__GIVEN REQUEST__. Reproduce each record below exactly as written.

Extracted records
----

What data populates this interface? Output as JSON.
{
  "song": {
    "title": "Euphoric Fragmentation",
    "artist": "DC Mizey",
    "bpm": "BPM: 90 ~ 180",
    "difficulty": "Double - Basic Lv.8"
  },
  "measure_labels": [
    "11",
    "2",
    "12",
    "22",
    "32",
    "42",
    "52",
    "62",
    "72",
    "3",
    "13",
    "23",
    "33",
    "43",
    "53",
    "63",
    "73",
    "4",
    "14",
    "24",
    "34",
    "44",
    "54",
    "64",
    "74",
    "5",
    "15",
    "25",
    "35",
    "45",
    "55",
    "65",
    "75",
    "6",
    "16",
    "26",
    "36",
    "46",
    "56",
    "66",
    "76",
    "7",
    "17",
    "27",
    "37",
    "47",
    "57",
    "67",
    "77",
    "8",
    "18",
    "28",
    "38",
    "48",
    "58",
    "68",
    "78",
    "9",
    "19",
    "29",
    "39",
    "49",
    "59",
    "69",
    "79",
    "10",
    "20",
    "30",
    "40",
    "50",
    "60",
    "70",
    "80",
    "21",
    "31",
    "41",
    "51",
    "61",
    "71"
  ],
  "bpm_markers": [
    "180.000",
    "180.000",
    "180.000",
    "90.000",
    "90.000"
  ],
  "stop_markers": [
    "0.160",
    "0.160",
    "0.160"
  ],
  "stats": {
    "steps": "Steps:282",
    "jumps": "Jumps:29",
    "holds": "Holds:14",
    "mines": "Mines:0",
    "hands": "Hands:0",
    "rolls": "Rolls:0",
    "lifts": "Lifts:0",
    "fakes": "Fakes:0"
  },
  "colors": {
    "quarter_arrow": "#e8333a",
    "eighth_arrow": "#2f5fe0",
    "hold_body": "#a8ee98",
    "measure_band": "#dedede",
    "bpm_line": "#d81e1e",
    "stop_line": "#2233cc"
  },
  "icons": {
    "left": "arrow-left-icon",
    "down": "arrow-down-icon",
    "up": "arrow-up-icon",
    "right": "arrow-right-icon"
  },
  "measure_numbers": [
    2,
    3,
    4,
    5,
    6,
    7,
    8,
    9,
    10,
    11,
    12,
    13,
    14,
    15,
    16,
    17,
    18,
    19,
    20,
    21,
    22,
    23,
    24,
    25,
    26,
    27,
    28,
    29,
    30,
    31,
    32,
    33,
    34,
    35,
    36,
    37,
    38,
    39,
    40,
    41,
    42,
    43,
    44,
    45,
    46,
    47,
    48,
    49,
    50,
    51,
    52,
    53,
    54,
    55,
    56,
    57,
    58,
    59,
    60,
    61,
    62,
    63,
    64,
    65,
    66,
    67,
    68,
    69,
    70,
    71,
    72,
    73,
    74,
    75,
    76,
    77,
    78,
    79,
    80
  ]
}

----

__WRITTEN ANSWER__.
What data populates this interface? Output as JSON.
{
  "song": {
    "title": "Euphoric Fragmentation",
    "artist": "DC Mizey",
    "bpm": "BPM: 90 ~ 180",
    "difficulty": "Double - Basic Lv.8"
  },
  "measure_labels": [
    "11",
    "2",
    "12",
    "22",
    "32",
    "42",
    "52",
    "62",
    "72",
    "3",
    "13",
    "23",
    "33",
    "43",
    "53",
    "63",
    "73",
    "4",
    "14",
    "24",
    "34",
    "44",
    "54",
    "64",
    "74",
    "5",
    "15",
    "25",
    "35",
    "45",
    "55",
    "65",
    "75",
    "6",
    "16",
    "26",
    "36",
    "46",
    "56",
    "66",
    "76",
    "7",
    "17",
    "27",
    "37",
    "47",
    "57",
    "67",
    "77",
    "8",
    "18",
    "28",
    "38",
    "48",
    "58",
    "68",
    "78",
    "9",
    "19",
    "29",
    "39",
    "49",
    "59",
    "69",
    "79",
    "10",
    "20",
    "30",
    "40",
    "50",
    "60",
    "70",
    "80",
    "21",
    "31",
    "41",
    "51",
    "61",
    "71"
  ],
  "bpm_markers": [
    "180.000",
    "180.000",
    "180.000",
    "90.000",
    "90.000"
  ],
  "stop_markers": [
    "0.160",
    "0.160",
    "0.160"
  ],
  "stats": {
    "steps": "Steps:282",
    "jumps": "Jumps:29",
    "holds": "Holds:14",
    "mines": "Mines:0",
    "hands": "Hands:0",
    "rolls": "Rolls:0",
    "lifts": "Lifts:0",
    "fakes": "Fakes:0"
  },
  "colors": {
    "quarter_arrow": "#e8333a",
    "eighth_arrow": "#2f5fe0",
    "hold_body": "#a8ee98",
    "measure_band": "#dedede",
    "bpm_line": "#d81e1e",
    "stop_line": "#2233cc"
  },
  "icons": {
    "left": "arrow-left-icon",
    "down": "arrow-down-icon",
    "up": "arrow-up-icon",
    "right": "arrow-right-icon"
  },
  "measure_numbers": [
    2,
    3,
    4,
    5,
    6,
    7,
    8,
    9,
    10,
    11,
    12,
    13,
    14,
    15,
    16,
    17,
    18,
    19,
    20,
    21,
    22,
    23,
    24,
    25,
    26,
    27,
    28,
    29,
    30,
    31,
    32,
    33,
    34,
    35,
    36,
    37,
    38,
    39,
    40,
    41,
    42,
    43,
    44,
    45,
    46,
    47,
    48,
    49,
    50,
    51,
    52,
    53,
    54,
    55,
    56,
    57,
    58,
    59,
    60,
    61,
    62,
    63,
    64,
    65,
    66,
    67,
    68,
    69,
    70,
    71,
    72,
    73,
    74,
    75,
    76,
    77,
    78,
    79,
    80
  ]
}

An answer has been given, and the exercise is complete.